* Required actions
(1) In the trial commentary, why did the speaker expect a hung jury to be likely? Answer in one to three sentences.
(2) List every person named in the trial commentary.
(3) Retype the trial commentary from "And Alan Dershowitz" up to and including "to be appealed.".

* Supplied text

◆ ◆ ◆ ◆

How are the rest of the trials decided if not on the facts? How they feel, right? So it doesn't matter if you think that the defense has destroyed the factual part of the case. There's only a 10 to 20 percent chance it will make any difference. How scary is that? 10 to 20 percent chance that the facts of the case will determine the outcome. That's based on two experienced people in this case, Dershowitz and Barnes. I didn't know it was that bad. I certainly knew that people are making decisions based on emotion, not facts, but I didn't think it was that bad in the context of a trial where somebody's life is at stake. That's scary.

And Alan Dershowitz had said a few weeks ago that there is no way that Chauvin could get a fair trial where they're holding it. So no matter what happens, isn't it an immediate appeal? I mean, it feels like the appeal is just guaranteed. So you're going to have some kind of result, but if that result is a prosecution or a guilty on any of those counts, I feel like it's going to be appealed.

Now I was also thinking, somewhat incorrectly, that the odds of a hung jury were high. Now a hung jury, which would result in a mistrial, means that at least one person just won't go with the rest of them, because whether it's an acquittal or a guilty, you've got to have all 12 people on the same side. And I thought to myself, how in the world do you get 12 people to agree on anything really in this world, but especially this, because it so puts you into your team corner? How could you ever get any 12 people to agree? And it doesn't even matter what evidence they see, right, because we already know that that's not going to matter.

◆ ◆ ◆ ◆

* Element position data
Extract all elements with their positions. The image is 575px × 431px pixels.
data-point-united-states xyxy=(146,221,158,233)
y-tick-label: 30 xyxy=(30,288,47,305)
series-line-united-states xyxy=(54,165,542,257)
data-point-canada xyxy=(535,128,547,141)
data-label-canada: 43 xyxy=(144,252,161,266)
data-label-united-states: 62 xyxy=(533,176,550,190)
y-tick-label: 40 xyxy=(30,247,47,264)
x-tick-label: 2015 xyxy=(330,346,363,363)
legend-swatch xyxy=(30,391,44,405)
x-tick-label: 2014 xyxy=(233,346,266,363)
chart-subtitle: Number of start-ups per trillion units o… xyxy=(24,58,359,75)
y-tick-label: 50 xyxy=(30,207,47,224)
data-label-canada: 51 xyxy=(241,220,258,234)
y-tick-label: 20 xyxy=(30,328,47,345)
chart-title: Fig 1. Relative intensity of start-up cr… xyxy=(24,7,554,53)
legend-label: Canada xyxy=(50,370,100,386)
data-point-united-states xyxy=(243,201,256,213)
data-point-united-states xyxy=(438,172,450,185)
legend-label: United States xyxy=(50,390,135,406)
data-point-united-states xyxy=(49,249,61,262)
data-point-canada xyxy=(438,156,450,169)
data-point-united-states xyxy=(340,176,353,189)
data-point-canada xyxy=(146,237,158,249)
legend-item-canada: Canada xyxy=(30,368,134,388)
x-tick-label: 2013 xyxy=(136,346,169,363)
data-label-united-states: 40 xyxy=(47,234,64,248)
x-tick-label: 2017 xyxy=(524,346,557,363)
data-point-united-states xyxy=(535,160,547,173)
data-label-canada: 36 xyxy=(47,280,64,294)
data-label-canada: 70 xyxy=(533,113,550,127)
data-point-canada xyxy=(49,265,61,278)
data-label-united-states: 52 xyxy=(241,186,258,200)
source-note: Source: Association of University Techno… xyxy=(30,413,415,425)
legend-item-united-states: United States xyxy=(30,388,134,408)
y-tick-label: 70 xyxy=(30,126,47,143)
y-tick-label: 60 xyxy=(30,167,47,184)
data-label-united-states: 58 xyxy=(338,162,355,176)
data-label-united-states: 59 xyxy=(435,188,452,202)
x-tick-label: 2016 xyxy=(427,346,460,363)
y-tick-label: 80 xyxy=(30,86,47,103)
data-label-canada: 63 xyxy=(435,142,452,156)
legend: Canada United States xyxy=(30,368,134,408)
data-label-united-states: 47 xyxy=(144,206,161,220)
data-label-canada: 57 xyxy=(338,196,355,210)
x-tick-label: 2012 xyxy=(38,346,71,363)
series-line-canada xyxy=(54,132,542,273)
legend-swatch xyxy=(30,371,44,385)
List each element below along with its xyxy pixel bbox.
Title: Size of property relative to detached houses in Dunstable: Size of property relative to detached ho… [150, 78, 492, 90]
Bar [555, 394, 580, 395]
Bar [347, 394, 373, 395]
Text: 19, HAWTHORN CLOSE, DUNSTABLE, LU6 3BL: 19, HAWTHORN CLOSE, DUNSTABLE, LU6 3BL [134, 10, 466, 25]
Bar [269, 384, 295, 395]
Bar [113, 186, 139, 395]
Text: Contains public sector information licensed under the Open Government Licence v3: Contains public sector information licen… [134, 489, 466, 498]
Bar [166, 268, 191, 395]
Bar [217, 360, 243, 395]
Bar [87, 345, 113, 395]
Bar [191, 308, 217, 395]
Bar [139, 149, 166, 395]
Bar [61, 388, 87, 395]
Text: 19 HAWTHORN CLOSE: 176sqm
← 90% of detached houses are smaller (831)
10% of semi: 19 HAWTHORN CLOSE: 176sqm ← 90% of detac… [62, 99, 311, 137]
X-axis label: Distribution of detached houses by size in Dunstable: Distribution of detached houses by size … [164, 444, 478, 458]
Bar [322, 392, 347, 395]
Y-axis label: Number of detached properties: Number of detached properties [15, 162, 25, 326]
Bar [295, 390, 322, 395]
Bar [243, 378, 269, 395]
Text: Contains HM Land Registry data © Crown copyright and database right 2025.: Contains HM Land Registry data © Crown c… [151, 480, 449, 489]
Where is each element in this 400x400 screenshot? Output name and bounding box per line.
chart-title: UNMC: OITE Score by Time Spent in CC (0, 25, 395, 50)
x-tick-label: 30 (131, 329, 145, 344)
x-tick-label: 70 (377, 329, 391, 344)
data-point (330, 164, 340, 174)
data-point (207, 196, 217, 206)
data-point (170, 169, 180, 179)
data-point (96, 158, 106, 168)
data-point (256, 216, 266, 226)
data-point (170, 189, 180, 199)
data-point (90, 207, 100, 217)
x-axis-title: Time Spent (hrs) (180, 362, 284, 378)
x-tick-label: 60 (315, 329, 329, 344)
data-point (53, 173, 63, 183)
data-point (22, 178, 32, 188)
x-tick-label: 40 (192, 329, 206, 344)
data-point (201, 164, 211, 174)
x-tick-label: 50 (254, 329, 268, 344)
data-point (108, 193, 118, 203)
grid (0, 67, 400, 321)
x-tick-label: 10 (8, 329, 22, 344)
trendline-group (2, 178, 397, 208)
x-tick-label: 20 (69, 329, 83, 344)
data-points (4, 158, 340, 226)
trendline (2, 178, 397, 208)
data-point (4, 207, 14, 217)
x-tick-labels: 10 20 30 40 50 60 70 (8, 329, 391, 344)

◆ ◆ ◆ ◆

* Results for the exercise
(1) A guilty verdict or an acquittal needs all 12 jurors on the same side, so one holdout produces a hung jury. The speaker doubted that 12 people could agree on anything, especially on a case that pushes people into their team corners.

(2) Alan Dershowitz, Barnes, Chauvin

(3)
And Alan Dershowitz had said a few weeks ago that there is no way that Chauvin could get a fair trial where they're holding it. So no matter what happens, isn't it an immediate appeal? I mean, it feels like the appeal is just guaranteed. So you're going to have some kind of result, but if that result is a prosecution or a guilty on any of those counts, I feel like it's going to be appealed.